**Instruction:** Check each line of the material below, and copy it if it holds the string "bottom".

=== Dataset entries ===

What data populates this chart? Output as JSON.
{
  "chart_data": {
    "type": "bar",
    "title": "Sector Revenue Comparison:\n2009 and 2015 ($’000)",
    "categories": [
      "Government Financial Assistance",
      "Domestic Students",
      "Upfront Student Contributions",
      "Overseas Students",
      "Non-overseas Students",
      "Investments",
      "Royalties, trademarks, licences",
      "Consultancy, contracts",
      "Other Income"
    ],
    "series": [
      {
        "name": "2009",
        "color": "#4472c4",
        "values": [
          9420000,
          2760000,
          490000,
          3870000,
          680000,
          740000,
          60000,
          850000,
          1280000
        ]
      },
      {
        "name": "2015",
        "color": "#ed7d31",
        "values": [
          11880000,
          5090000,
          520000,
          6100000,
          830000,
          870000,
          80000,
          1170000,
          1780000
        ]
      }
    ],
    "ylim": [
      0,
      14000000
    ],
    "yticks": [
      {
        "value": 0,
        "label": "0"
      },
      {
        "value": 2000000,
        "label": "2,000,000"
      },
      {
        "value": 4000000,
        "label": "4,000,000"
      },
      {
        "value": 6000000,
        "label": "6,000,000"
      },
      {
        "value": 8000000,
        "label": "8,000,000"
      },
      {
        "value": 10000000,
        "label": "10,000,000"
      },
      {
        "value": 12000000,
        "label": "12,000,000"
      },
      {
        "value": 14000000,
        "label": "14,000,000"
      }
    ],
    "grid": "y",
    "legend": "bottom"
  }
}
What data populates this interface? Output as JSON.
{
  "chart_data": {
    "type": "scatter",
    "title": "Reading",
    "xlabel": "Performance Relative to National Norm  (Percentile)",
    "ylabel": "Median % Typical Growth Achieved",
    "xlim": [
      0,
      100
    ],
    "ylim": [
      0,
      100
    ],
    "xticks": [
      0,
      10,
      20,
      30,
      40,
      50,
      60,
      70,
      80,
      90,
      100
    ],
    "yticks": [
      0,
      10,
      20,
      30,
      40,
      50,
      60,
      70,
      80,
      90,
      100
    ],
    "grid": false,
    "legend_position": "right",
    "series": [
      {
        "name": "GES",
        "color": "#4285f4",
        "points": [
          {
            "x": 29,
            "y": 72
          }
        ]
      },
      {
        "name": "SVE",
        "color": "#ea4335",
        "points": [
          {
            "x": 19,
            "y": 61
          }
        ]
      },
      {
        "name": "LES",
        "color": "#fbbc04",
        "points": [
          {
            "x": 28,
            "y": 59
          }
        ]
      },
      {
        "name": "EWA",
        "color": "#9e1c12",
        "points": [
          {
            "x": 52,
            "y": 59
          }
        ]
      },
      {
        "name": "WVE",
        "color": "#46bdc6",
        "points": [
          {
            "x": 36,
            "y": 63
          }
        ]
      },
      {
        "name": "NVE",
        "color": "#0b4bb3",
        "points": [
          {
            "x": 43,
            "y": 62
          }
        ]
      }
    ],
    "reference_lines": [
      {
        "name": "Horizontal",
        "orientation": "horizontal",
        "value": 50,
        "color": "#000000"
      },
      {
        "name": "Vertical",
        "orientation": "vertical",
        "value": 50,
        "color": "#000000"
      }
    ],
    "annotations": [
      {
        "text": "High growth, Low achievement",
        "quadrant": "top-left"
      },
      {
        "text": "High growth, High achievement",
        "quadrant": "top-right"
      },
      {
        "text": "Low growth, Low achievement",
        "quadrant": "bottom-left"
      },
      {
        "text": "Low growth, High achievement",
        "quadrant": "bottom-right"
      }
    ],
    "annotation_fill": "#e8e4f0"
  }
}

===

**Right answer:**
    "legend": "bottom"
        "quadrant": "bottom-left"
        "quadrant": "bottom-right"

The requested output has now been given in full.